§ **Exercise**:
Copy every one of the items below word for word, keeping each line in its original order.

Source data
=-=-=

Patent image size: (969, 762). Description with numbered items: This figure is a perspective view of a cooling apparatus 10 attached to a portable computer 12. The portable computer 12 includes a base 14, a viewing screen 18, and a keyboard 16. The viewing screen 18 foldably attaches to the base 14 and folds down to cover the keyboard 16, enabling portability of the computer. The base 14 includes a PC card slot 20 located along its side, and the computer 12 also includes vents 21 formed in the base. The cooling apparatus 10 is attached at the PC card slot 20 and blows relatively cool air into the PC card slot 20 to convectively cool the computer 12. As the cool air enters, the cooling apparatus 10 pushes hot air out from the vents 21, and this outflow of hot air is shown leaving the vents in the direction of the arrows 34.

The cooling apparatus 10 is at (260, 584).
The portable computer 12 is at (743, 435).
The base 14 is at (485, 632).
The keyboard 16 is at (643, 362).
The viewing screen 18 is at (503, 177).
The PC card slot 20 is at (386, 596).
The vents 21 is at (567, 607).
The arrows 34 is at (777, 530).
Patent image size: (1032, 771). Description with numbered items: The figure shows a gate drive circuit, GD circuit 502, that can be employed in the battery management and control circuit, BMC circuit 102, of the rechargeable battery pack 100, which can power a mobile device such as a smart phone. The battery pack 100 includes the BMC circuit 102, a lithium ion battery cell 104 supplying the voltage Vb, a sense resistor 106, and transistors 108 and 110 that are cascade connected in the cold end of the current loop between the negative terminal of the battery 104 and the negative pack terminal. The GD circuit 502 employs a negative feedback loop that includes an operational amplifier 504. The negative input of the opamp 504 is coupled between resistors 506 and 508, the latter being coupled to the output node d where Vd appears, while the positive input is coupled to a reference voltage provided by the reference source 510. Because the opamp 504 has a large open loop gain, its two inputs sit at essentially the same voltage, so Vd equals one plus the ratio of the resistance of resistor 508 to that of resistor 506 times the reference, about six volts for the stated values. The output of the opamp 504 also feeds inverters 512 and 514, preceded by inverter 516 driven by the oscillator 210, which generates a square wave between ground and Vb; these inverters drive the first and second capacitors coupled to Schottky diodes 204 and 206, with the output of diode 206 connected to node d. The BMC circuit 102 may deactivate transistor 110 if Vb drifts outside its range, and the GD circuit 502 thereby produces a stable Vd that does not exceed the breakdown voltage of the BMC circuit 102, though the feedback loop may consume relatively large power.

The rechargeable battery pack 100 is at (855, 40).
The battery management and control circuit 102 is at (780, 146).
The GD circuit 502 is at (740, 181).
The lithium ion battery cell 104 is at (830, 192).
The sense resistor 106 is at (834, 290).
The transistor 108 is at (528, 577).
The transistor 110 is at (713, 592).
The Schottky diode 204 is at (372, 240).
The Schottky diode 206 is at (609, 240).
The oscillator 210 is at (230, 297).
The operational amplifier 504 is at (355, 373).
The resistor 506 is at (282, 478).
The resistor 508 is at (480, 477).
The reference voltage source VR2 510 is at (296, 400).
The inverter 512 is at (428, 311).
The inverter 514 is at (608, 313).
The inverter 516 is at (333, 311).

=-=-=

§ **Reply to the task**:
Patent image size: (969, 762). Description with numbered items: This figure is a perspective view of a cooling apparatus 10 attached to a portable computer 12. The portable computer 12 includes a base 14, a viewing screen 18, and a keyboard 16. The viewing screen 18 foldably attaches to the base 14 and folds down to cover the keyboard 16, enabling portability of the computer. The base 14 includes a PC card slot 20 located along its side, and the computer 12 also includes vents 21 formed in the base. The cooling apparatus 10 is attached at the PC card slot 20 and blows relatively cool air into the PC card slot 20 to convectively cool the computer 12. As the cool air enters, the cooling apparatus 10 pushes hot air out from the vents 21, and this outflow of hot air is shown leaving the vents in the direction of the arrows 34.

The cooling apparatus 10 is at (260, 584).
The portable computer 12 is at (743, 435).
The base 14 is at (485, 632).
The keyboard 16 is at (643, 362).
The viewing screen 18 is at (503, 177).
The PC card slot 20 is at (386, 596).
The vents 21 is at (567, 607).
The arrows 34 is at (777, 530).
Patent image size: (1032, 771). Description with numbered items: The figure shows a gate drive circuit, GD circuit 502, that can be employed in the battery management and control circuit, BMC circuit 102, of the rechargeable battery pack 100, which can power a mobile device such as a smart phone. The battery pack 100 includes the BMC circuit 102, a lithium ion battery cell 104 supplying the voltage Vb, a sense resistor 106, and transistors 108 and 110 that are cascade connected in the cold end of the current loop between the negative terminal of the battery 104 and the negative pack terminal. The GD circuit 502 employs a negative feedback loop that includes an operational amplifier 504. The negative input of the opamp 504 is coupled between resistors 506 and 508, the latter being coupled to the output node d where Vd appears, while the positive input is coupled to a reference voltage provided by the reference source 510. Because the opamp 504 has a large open loop gain, its two inputs sit at essentially the same voltage, so Vd equals one plus the ratio of the resistance of resistor 508 to that of resistor 506 times the reference, about six volts for the stated values. The output of the opamp 504 also feeds inverters 512 and 514, preceded by inverter 516 driven by the oscillator 210, which generates a square wave between ground and Vb; these inverters drive the first and second capacitors coupled to Schottky diodes 204 and 206, with the output of diode 206 connected to node d. The BMC circuit 102 may deactivate transistor 110 if Vb drifts outside its range, and the GD circuit 502 thereby produces a stable Vd that does not exceed the breakdown voltage of the BMC circuit 102, though the feedback loop may consume relatively large power.

The rechargeable battery pack 100 is at (855, 40).
The battery management and control circuit 102 is at (780, 146).
The GD circuit 502 is at (740, 181).
The lithium ion battery cell 104 is at (830, 192).
The sense resistor 106 is at (834, 290).
The transistor 108 is at (528, 577).
The transistor 110 is at (713, 592).
The Schottky diode 204 is at (372, 240).
The Schottky diode 206 is at (609, 240).
The oscillator 210 is at (230, 297).
The operational amplifier 504 is at (355, 373).
The resistor 506 is at (282, 478).
The resistor 508 is at (480, 477).
The reference voltage source VR2 510 is at (296, 400).
The inverter 512 is at (428, 311).
The inverter 514 is at (608, 313).
The inverter 516 is at (333, 311).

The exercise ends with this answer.